> [Records supplied]
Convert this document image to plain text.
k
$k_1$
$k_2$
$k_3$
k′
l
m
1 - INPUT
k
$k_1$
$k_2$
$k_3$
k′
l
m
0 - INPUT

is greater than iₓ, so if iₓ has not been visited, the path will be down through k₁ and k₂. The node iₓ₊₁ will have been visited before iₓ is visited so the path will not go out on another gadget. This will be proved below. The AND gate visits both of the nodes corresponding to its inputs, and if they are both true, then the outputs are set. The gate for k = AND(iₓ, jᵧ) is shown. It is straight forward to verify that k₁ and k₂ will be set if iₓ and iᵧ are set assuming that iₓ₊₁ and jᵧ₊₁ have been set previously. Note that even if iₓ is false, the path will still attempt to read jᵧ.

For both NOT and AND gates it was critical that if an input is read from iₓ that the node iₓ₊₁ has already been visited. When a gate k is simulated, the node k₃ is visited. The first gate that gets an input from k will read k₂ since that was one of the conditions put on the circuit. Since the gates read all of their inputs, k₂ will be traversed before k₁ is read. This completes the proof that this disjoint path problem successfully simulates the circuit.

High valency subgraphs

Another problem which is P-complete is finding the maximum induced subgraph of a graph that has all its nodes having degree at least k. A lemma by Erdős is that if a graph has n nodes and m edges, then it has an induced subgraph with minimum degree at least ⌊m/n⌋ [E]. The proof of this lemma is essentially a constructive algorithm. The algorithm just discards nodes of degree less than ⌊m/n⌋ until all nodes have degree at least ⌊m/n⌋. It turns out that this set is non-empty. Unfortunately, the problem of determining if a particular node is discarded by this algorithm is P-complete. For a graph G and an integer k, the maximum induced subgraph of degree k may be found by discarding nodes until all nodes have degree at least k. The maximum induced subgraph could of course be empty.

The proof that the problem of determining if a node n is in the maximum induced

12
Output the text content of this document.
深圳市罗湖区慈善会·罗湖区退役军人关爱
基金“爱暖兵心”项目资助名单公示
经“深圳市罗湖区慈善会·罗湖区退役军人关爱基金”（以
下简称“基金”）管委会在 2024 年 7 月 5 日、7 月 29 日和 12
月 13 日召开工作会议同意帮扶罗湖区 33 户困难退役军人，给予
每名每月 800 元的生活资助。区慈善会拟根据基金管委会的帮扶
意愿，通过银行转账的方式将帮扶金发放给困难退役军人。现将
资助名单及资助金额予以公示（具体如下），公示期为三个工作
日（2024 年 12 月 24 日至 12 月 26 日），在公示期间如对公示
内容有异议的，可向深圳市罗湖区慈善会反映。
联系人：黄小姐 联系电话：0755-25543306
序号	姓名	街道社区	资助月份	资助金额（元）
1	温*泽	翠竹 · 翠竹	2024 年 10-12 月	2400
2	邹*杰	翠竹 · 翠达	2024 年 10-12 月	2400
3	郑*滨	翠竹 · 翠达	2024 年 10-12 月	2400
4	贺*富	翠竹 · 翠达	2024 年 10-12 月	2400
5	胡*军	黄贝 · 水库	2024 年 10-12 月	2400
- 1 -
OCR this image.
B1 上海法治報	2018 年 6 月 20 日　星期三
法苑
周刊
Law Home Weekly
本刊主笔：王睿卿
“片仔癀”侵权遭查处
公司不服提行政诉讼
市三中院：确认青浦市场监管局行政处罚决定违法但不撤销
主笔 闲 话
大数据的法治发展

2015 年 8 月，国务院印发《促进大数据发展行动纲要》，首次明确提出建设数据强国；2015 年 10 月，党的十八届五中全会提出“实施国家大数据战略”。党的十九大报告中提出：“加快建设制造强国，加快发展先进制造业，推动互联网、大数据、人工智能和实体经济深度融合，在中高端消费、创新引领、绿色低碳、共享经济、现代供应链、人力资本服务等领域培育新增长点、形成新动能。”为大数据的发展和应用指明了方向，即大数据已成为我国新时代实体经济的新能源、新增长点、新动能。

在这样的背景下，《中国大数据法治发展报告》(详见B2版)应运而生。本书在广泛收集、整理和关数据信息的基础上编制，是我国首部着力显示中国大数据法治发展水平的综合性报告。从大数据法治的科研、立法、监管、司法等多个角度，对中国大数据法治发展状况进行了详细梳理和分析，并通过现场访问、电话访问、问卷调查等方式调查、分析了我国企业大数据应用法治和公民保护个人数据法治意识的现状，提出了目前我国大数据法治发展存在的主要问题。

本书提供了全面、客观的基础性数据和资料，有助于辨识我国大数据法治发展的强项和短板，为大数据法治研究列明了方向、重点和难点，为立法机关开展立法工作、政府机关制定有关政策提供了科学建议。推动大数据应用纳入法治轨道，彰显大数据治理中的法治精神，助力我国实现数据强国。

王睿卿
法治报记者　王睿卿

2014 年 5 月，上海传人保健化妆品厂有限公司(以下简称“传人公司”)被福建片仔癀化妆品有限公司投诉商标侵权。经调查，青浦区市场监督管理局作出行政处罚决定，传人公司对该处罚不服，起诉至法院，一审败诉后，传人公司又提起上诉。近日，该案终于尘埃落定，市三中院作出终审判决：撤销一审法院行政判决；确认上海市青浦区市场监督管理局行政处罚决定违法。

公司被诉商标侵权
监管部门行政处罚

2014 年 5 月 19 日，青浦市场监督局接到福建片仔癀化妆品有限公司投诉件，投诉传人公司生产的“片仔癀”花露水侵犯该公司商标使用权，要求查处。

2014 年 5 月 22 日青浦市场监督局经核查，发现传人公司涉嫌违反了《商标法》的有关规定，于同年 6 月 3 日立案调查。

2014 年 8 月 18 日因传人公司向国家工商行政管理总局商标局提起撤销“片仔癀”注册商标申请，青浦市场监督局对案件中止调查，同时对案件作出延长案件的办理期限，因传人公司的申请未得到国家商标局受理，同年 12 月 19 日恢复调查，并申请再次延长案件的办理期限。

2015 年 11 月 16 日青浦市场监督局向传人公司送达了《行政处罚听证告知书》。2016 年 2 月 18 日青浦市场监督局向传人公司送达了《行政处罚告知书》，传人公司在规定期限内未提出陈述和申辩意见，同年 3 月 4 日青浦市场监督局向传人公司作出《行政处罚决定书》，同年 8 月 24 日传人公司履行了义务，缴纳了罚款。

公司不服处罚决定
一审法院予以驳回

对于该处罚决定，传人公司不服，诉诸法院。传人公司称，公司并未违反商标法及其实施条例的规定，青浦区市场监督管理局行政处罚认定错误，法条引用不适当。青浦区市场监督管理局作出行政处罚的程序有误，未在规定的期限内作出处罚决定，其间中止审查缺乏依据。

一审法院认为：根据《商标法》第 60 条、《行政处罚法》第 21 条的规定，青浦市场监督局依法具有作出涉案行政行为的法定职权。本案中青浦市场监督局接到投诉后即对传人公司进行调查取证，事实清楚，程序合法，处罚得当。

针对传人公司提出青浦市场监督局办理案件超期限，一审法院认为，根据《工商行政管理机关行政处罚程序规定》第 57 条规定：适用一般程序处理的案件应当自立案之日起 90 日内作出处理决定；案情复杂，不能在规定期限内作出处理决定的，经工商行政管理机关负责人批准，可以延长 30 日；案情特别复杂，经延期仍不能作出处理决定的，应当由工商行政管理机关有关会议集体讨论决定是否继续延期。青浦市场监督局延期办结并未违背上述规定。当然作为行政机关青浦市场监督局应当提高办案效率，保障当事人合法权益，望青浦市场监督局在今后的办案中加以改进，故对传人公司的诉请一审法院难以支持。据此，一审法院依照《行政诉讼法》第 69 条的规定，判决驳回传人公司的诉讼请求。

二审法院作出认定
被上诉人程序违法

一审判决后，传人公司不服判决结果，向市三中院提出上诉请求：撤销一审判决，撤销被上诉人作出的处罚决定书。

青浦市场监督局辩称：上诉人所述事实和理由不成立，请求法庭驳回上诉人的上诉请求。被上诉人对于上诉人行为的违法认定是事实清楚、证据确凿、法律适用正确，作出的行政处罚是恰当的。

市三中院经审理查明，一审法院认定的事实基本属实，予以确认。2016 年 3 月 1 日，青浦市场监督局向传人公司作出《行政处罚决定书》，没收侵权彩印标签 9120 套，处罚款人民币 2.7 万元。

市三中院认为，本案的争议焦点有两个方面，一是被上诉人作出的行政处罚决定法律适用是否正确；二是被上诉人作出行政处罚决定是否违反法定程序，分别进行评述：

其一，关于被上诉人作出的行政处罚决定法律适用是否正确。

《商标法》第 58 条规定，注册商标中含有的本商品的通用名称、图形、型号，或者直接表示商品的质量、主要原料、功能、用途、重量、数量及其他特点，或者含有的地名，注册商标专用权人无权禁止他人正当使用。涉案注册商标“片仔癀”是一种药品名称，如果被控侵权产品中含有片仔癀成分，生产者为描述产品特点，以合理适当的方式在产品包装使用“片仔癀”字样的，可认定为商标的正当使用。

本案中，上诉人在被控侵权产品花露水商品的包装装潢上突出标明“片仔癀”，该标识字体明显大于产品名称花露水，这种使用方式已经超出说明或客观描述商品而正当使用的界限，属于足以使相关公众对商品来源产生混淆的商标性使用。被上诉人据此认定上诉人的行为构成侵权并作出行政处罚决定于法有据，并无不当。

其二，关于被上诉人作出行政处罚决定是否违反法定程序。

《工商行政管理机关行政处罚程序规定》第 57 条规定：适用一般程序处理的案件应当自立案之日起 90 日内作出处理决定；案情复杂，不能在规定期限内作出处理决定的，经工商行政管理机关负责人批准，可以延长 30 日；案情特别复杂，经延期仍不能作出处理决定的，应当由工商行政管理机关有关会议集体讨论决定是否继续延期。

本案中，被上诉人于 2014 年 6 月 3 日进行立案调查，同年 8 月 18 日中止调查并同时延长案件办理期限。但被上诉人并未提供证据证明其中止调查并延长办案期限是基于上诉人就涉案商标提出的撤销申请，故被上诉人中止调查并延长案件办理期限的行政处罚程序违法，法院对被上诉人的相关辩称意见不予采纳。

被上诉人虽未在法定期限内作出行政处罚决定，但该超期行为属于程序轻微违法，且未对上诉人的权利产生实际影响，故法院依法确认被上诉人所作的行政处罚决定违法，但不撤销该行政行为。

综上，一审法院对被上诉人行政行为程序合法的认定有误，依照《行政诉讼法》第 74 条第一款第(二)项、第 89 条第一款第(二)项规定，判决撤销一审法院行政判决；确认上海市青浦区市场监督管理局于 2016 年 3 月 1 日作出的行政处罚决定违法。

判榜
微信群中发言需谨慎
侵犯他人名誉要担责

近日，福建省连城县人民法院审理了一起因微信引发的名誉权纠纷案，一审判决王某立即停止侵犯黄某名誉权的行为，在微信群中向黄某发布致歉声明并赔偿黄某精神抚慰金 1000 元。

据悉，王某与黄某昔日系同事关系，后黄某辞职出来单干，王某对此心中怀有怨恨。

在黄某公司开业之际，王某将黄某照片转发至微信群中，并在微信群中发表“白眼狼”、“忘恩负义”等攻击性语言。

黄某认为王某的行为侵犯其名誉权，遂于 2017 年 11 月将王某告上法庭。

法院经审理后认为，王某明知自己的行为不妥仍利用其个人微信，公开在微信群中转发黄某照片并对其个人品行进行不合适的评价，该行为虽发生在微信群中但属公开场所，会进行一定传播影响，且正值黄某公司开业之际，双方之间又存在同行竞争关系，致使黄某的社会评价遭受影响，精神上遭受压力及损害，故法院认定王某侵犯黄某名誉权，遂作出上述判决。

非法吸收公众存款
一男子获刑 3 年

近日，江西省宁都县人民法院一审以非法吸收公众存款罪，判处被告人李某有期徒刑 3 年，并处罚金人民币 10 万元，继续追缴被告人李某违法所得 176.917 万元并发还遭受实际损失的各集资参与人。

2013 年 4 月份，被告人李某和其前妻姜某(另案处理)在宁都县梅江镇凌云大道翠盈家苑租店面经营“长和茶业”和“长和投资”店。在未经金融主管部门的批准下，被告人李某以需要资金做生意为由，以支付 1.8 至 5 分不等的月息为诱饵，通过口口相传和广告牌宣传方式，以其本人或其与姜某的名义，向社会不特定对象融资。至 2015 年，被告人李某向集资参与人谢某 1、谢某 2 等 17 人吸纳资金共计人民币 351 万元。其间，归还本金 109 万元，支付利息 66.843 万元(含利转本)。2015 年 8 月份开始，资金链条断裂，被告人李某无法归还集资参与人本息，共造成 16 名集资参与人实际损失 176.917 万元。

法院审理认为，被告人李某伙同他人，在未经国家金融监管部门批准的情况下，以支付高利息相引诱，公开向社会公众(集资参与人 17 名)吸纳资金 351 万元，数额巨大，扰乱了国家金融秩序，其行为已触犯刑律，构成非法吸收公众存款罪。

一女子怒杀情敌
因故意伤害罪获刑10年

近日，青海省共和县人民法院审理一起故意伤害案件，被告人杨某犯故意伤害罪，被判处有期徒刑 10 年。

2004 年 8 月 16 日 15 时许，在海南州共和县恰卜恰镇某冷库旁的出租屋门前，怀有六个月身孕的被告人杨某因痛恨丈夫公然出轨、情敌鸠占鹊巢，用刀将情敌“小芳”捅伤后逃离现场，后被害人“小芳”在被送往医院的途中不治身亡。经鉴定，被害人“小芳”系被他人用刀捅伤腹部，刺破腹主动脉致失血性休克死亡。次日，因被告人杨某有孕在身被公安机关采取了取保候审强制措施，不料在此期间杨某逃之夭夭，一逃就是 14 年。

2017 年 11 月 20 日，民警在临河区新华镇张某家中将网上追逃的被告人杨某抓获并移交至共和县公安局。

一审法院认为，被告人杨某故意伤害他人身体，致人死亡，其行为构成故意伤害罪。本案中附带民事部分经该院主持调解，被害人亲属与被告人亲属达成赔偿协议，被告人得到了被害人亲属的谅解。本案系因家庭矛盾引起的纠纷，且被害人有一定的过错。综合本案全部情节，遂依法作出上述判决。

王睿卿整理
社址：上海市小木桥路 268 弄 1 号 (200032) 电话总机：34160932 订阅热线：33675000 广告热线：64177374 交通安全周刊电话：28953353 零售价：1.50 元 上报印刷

> [Written exercise] Copy the lines from the entries above in which the word "proof" appears.

> [Solution to this task]
For both NOT and AND gates it was critical that if an input is read from iₓ that the node iₓ₊₁ has already been visited. When a gate k is simulated, the node k₃ is visited. The first gate that gets an input from k will read k₂ since that was one of the conditions put on the circuit. Since the gates read all of their inputs, k₂ will be traversed before k₁ is read. This completes the proof that this disjoint path problem successfully simulates the circuit.
Another problem which is P-complete is finding the maximum induced subgraph of a graph that has all its nodes having degree at least k. A lemma by Erdős is that if a graph has n nodes and m edges, then it has an induced subgraph with minimum degree at least ⌊m/n⌋ [E]. The proof of this lemma is essentially a constructive algorithm. The algorithm just discards nodes of degree less than ⌊m/n⌋ until all nodes have degree at least ⌊m/n⌋. It turns out that this set is non-empty. Unfortunately, the problem of determining if a particular node is discarded by this algorithm is P-complete. For a graph G and an integer k, the maximum induced subgraph of degree k may be found by discarding nodes until all nodes have degree at least k. The maximum induced subgraph could of course be empty.
The proof that the problem of determining if a node n is in the maximum induced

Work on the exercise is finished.